Task:
In the records that follow, locate every line with "screenshot" and extract it.

Structured figure records:
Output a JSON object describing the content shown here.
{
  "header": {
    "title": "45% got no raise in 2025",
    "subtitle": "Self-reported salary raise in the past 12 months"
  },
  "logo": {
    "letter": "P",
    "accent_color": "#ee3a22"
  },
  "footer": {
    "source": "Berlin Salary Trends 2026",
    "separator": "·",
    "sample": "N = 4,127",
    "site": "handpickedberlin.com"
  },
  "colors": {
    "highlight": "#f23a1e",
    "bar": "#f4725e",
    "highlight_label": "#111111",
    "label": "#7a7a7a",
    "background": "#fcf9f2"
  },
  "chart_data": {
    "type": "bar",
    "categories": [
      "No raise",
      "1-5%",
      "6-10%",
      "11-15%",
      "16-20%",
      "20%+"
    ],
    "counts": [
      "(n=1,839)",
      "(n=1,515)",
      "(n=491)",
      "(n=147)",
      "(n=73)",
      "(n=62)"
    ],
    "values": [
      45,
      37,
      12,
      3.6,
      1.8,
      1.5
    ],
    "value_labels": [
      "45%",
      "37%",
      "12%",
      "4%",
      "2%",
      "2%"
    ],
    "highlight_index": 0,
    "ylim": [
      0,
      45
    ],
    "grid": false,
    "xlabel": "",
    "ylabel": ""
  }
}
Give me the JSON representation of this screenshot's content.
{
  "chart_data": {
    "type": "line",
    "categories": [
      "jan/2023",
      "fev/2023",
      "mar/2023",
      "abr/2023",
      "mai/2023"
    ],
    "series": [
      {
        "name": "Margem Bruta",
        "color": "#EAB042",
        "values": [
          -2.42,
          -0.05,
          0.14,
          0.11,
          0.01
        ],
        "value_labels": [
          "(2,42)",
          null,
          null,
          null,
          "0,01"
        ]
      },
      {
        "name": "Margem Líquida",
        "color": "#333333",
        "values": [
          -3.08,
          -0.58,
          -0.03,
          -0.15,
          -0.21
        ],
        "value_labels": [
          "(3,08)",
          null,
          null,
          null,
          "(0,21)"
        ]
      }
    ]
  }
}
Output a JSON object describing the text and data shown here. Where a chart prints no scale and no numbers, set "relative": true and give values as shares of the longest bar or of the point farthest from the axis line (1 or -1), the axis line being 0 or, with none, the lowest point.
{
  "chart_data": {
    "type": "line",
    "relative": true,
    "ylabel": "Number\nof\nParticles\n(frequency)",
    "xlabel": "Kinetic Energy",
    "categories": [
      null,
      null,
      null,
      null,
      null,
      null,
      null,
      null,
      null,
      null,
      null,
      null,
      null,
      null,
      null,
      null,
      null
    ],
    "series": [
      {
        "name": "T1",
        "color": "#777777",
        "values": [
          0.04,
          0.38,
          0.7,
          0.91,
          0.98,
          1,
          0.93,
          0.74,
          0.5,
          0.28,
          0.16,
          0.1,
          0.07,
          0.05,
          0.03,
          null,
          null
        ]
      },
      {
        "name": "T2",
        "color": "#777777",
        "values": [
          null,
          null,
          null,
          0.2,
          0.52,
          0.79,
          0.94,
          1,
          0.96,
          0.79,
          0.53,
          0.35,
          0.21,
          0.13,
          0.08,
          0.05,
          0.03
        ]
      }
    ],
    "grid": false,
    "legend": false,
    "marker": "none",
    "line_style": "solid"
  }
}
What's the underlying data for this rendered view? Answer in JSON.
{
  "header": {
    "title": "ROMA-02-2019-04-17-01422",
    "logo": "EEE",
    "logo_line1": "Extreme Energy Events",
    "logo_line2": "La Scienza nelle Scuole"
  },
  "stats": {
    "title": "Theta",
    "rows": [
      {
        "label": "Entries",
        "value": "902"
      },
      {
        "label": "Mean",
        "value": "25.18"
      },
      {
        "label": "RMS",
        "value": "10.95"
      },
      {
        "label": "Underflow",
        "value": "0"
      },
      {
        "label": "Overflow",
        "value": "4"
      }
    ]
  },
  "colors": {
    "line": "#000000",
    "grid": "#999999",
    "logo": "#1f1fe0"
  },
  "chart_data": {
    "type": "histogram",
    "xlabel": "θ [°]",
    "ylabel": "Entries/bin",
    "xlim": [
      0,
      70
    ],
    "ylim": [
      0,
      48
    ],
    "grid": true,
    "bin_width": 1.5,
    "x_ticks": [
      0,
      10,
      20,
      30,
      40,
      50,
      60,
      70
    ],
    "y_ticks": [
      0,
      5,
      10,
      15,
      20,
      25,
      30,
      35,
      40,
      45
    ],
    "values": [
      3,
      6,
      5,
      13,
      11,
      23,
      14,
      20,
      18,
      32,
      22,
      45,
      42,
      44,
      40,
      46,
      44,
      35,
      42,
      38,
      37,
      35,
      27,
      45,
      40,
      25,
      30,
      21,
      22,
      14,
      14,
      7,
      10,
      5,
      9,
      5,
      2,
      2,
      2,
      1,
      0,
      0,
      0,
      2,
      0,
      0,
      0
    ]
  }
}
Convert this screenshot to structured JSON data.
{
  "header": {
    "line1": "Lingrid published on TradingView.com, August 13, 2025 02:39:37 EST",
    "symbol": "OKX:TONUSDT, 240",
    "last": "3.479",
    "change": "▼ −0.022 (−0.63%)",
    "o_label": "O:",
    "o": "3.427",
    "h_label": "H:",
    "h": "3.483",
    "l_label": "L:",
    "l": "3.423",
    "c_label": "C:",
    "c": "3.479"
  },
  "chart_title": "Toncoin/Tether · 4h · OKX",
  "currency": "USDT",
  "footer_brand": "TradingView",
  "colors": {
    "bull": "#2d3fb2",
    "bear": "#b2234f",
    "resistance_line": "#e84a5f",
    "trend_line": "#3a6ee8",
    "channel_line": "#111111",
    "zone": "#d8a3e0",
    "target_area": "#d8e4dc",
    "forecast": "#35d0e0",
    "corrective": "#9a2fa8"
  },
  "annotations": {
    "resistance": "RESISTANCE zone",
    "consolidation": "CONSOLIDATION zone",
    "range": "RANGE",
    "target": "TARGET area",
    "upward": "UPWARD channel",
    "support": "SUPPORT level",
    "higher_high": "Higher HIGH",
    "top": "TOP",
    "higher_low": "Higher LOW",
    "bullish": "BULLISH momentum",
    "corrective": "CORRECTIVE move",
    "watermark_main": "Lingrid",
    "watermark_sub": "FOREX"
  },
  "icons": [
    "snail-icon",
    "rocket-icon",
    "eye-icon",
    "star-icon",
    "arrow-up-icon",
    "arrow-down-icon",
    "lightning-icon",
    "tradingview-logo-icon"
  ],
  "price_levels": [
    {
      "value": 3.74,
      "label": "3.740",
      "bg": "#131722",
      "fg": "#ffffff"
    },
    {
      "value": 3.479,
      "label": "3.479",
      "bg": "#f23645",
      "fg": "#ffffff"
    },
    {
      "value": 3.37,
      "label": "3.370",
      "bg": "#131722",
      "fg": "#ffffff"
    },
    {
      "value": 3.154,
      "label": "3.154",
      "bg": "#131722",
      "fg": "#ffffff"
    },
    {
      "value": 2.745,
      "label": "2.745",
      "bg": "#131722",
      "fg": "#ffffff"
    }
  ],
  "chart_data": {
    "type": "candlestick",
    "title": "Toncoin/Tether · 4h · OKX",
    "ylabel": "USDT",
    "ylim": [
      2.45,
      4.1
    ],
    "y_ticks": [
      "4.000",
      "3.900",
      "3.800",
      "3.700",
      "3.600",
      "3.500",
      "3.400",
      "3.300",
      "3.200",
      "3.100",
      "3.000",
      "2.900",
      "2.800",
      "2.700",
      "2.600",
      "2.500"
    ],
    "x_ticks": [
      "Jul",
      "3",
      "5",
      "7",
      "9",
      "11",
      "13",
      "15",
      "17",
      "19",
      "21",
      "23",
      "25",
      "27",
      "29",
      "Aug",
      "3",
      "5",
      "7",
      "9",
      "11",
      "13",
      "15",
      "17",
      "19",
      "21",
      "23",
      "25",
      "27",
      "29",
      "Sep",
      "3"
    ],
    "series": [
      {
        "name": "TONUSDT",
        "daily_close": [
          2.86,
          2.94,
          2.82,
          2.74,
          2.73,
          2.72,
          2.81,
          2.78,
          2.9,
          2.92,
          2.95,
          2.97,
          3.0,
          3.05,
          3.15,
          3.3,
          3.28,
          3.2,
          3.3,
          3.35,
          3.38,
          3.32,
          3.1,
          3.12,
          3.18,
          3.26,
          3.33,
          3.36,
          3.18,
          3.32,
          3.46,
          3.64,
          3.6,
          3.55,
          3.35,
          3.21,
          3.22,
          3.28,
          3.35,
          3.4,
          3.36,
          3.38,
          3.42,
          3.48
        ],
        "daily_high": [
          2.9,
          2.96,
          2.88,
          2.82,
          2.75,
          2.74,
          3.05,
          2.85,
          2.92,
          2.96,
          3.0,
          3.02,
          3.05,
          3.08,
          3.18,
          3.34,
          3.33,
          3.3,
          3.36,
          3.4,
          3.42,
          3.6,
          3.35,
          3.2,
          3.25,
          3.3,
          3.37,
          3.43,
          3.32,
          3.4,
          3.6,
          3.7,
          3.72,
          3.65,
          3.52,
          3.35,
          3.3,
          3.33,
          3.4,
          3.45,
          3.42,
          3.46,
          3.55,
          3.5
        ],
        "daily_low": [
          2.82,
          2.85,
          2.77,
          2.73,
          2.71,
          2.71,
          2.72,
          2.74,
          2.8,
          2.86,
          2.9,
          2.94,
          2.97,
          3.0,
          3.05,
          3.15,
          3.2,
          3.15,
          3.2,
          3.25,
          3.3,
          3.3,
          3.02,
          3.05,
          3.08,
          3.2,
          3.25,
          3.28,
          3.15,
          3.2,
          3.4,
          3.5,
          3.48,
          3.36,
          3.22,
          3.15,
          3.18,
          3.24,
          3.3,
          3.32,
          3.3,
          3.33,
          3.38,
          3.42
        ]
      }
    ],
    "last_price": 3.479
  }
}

Answer for this exercise:
Give me the JSON representation of this screenshot's content.
Convert this screenshot to structured JSON data.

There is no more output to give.